### SELECTED EXCERPT:

=== Section Start ===

The government has been criticised for delays in publishing a flagship transparency document and warned that the hold up could hinder the UK’s progress on open government.
The Department for Digital, Culture, Media and Sport was due to publish the latest Open Government Action Plan, which details key objectives to boost transparency, last December following a consultation, but is now almost six weeks behind schedule.
The document needs to be produced every two years as part of the UK’s commitments in the global Open Government Partnership, where countries commit to improving government transparency and accountability.
The UK was a founder member of partnership, which now includes 79 countries, when then prime minster David Cameron helped launch the scheme as part of a global transparency drive in 2011.
Previous editions led to a groundbreaking register of company ownership being set up, as well as strides forward in open-access government data such as the publication of aid funding.
However, transparency groups that make up the Open Government Network – which includes the Electoral Reform Society, the Institute for Government and Transparency International – fear work on fourth edition document may have been held up by the Brexit process.
The group has written to digital minister Margot James urging her to not to use the UK’s impending departure from the EU as an “excuse for inaction”.
They said the delay “risks undermining the UK’s position as an international leader on open government, our role in setting the agenda on a global stage and implementing domestic reform”.
Jess Blair of the Electoral Reform Society and member of the Open Government Network steering group accused ministers of “stalling”.

=== Section End ===

### EXERCISE DATA:
=== Section Start ===

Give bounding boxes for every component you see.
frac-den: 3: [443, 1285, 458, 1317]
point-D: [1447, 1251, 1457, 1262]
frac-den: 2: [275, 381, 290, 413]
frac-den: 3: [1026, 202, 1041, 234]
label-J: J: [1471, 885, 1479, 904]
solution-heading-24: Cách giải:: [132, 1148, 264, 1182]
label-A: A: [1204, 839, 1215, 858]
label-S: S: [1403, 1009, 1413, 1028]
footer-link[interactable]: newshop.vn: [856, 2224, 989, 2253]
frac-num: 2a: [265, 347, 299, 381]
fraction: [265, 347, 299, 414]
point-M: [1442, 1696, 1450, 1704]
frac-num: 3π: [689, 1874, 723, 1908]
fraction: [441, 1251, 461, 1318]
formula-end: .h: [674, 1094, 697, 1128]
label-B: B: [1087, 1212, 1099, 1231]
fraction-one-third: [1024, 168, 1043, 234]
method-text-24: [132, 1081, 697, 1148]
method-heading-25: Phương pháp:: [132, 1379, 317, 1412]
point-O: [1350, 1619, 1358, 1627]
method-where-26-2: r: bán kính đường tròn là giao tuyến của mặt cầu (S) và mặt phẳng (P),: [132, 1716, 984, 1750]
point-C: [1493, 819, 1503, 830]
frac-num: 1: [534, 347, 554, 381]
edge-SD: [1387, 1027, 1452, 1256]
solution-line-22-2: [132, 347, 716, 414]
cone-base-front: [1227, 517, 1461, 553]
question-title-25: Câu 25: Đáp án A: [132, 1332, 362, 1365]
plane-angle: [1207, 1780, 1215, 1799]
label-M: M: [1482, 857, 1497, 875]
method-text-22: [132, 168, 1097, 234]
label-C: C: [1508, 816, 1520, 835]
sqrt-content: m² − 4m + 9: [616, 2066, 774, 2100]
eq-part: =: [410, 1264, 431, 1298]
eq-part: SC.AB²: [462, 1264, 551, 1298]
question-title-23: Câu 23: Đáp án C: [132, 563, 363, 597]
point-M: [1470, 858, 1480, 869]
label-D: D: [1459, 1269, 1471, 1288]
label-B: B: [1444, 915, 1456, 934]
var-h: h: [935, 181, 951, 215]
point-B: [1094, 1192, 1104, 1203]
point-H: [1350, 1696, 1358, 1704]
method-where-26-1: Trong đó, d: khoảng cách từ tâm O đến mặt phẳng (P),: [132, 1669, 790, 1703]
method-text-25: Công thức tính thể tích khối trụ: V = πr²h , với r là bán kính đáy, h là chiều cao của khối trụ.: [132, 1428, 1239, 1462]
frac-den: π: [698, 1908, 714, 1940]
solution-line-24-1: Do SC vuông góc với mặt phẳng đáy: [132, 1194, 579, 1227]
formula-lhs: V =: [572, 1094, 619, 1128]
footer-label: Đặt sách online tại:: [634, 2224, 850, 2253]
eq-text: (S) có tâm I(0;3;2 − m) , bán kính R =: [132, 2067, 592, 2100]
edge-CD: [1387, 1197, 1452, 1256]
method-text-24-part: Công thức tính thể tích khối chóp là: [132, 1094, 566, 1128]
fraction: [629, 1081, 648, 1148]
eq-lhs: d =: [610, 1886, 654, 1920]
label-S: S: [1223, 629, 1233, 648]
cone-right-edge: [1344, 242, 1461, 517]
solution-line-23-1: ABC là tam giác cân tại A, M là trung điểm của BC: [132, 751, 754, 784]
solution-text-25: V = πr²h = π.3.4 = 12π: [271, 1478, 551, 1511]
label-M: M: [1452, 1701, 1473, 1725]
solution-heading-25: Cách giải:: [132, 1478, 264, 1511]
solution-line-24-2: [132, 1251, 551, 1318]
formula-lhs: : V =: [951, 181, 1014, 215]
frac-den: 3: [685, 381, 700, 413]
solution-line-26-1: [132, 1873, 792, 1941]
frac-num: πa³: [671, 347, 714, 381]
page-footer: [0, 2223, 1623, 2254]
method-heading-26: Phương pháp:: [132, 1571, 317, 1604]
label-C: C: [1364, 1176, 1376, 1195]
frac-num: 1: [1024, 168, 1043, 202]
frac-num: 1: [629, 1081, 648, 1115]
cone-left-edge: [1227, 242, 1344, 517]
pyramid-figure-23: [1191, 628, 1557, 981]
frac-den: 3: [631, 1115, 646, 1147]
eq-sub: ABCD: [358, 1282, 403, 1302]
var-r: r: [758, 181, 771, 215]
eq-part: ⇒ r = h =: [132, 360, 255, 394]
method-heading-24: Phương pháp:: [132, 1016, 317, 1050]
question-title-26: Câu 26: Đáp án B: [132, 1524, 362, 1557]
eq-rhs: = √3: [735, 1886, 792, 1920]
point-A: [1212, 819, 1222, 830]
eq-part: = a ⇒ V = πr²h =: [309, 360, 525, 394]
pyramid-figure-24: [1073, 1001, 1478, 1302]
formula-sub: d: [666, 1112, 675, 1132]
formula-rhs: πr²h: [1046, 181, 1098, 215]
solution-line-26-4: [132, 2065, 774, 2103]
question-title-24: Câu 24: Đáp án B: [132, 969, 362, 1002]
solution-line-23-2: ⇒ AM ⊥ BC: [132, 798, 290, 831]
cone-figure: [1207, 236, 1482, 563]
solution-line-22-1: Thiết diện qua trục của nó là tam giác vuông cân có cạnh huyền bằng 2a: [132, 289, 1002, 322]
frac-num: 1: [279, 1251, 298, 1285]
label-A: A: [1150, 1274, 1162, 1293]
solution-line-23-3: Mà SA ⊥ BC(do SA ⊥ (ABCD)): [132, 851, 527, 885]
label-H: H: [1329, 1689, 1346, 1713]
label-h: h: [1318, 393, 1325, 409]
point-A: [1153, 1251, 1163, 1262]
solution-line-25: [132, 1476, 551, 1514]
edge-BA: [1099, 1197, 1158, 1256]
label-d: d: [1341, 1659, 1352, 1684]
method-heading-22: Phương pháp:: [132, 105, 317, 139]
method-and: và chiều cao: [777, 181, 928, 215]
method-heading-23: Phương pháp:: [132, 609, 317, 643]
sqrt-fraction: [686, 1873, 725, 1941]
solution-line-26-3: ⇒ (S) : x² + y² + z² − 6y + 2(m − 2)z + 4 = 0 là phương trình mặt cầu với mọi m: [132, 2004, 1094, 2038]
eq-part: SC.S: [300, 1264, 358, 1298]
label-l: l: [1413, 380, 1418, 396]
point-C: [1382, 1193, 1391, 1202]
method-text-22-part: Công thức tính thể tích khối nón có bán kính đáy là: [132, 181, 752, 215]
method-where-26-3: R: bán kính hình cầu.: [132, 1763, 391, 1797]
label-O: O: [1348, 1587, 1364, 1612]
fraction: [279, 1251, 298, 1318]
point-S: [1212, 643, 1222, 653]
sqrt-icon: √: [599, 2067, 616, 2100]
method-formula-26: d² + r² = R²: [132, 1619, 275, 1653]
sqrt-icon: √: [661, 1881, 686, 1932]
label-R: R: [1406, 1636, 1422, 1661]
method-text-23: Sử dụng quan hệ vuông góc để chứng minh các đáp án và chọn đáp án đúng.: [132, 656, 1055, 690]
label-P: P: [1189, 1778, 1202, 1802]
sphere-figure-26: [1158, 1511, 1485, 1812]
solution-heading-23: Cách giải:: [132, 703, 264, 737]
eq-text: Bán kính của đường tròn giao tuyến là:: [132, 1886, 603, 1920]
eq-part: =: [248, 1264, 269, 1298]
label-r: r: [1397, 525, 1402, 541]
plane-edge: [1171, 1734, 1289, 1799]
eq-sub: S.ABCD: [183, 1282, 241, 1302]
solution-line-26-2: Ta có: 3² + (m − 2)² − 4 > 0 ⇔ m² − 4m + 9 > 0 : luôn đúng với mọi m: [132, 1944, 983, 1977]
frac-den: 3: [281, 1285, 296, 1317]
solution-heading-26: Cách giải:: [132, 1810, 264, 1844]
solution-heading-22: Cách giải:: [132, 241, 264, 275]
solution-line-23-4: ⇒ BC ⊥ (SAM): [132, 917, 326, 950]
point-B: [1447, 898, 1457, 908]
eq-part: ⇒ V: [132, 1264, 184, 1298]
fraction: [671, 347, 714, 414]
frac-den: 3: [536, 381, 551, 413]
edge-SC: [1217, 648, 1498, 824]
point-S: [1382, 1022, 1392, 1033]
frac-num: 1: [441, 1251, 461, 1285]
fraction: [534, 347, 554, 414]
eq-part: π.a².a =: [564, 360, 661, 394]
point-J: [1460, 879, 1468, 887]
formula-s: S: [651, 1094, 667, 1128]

=== Section End ===

### THE PROBLEM:
In the article about the delayed Open Government Action Plan, how many countries does the Open Government Partnership now include?

### WRITTEN SOLUTION:
79 countries